(Task): Rewrite the grant discussion text starting at "Regarding tax issues, I" and ending at "the Vietnamese state.", switching "lawyer" to "tax advisor".

(Text shown):
The number of working hours is based on the free time I currently have, I have about 3-8 hours of free time a day. And with my management experience over the years, the number of 450 hours for this project is relatively reasonable. The possibility of delay is low, for example when I am sick (currently I am relatively healthy), or my work has problems (currently my work is relatively stable).
Regarding the question "How do you decide which elements of your contributions are voluntary and which parts are paid as a wikimedian?", I don't quite understand this question, but I believe that this entire project is supported by the WMF.
Regarding tax issues, I will consult a lawyer about this issue. As far as I know, I need to pay a small part of the grant to the tax authorities according to the "Personal Income Tax" regulations of the Vietnamese state.
6) Do you have a preliminary idea of who the 10 voluntary participants will be, how do you plan to select/ invite them to participate in the feedback process? And how do you plan to engage them throughout your project duration re providing support in terms of advice, feedback, and trying out the application?
10 people is an estimate, I think of some names like:
  • vi:User:NguoiDungKhongDinhDanh (eliminator on viwiki): He has good technical knowledge and often gives me a lot of advice when working together on Vietnamese Wikipedia.
  • vi:User:Hide on Rosé (eliminator on viwiki): He loves technical issues and often chats with me on Vietnamese Wikipedia.
  • vi:User:Baoothersks (eliminator), vi:User:GDAE (eliminator), vi:User:Nguyenmy2302 (eliminator), vi:User:Mongrangvebet (eliminator), vi:User:TUIBAJAVE: These are members with skills and experience in editing quality articles with tens of thousands of edits on Vietnamese Wikipedia, I need their perspective on how to use the tool for end users.
  • vi:User:Nguyentrongphu (administrator on viwiki): He is an administrator that I often interact with, he can give me some opinions about administrative perspectives in applying the tool.
  • en:User:Novem Linguae (administrator on enwiki), en:User:SD0001: Kind Wikipedia users who have supported me on English Wikipedia, thanks to which my TwinkleMobile tool has been widely spread to the English Wikipedia community with hundreds of users.
I will invite these people by sending letters, and posting announcements in public areas such as en:Wikipedia:Village pump (technical) and vi:Wikipedia:Thảo luận.

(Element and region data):
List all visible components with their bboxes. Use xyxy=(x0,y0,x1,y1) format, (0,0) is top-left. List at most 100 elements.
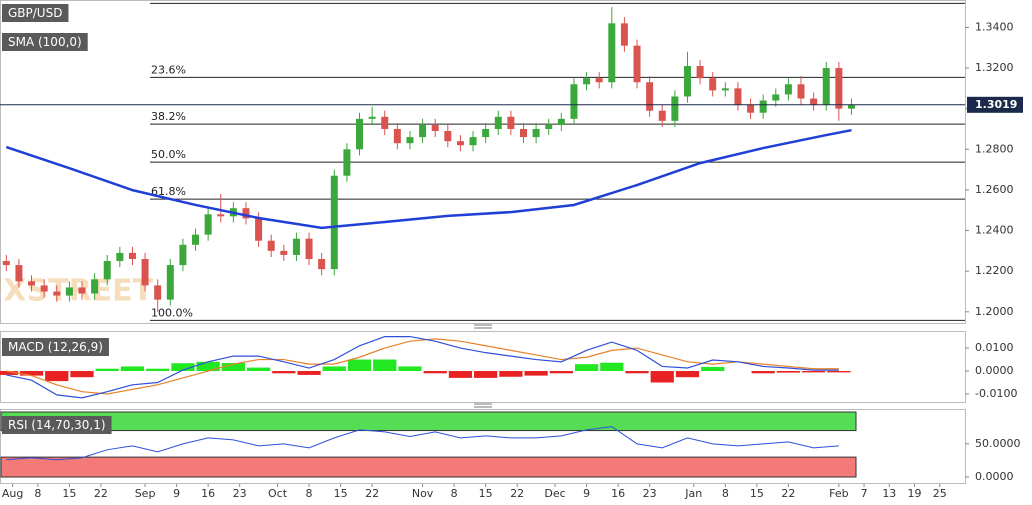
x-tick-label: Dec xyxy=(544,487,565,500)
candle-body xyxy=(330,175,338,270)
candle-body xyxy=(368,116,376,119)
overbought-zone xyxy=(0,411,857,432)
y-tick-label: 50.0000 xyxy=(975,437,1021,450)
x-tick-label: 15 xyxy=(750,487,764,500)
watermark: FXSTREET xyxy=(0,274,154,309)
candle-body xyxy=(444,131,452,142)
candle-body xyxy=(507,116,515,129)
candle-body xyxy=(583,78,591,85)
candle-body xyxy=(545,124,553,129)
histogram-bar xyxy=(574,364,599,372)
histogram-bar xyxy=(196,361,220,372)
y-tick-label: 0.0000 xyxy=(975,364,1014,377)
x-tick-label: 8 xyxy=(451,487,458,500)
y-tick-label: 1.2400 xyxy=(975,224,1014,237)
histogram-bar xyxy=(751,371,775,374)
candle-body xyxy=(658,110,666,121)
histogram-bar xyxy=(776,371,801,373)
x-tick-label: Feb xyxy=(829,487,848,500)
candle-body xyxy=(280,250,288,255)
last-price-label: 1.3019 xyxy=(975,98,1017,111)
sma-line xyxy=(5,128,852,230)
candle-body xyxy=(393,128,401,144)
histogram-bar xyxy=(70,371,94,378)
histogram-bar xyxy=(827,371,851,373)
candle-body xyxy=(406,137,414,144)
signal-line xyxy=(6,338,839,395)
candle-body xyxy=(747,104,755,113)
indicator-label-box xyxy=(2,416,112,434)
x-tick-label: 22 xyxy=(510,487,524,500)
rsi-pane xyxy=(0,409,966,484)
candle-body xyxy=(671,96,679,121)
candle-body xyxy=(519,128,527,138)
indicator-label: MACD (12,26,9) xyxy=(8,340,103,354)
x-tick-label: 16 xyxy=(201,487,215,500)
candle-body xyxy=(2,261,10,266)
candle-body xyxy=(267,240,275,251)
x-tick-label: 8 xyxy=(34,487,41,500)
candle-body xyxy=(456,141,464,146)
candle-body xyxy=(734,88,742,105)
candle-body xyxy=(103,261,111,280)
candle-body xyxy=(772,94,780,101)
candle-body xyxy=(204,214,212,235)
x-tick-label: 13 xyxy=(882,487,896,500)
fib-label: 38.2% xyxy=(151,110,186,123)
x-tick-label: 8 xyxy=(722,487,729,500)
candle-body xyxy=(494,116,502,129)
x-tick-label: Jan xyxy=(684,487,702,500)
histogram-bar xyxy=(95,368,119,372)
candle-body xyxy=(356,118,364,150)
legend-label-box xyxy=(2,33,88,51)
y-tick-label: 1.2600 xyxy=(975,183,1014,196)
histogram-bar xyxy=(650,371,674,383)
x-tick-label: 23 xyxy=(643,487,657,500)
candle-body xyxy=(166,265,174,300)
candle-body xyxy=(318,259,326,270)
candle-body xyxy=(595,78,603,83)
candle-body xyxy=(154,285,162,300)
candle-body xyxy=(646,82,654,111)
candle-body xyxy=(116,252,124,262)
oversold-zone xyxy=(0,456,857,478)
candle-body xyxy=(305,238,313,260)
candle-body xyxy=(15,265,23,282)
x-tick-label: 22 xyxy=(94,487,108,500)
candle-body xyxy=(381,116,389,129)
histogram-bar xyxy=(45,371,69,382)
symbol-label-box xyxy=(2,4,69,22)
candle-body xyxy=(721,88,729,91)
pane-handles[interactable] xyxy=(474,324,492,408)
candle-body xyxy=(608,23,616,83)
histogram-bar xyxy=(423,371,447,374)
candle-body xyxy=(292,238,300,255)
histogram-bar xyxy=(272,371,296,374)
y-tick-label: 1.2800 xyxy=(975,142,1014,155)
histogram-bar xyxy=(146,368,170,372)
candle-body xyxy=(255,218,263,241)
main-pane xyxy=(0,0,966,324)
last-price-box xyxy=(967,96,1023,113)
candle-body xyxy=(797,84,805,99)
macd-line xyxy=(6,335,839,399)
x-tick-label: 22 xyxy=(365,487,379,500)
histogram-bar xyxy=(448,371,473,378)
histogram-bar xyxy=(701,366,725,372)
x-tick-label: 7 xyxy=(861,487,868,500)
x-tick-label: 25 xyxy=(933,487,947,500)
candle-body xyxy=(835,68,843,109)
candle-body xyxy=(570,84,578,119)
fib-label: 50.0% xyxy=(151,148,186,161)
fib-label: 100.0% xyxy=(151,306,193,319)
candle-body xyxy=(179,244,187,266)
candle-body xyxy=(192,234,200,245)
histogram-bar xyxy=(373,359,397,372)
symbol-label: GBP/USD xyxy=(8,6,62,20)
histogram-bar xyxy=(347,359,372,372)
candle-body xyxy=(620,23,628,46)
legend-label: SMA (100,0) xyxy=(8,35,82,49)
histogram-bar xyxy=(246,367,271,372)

(Solution to the problem):
Regarding tax issues, I will consult a tax advisor about this issue. As far as I know, I need to pay a small part of the grant to the tax authorities according to the "Personal Income Tax" regulations of the Vietnamese state.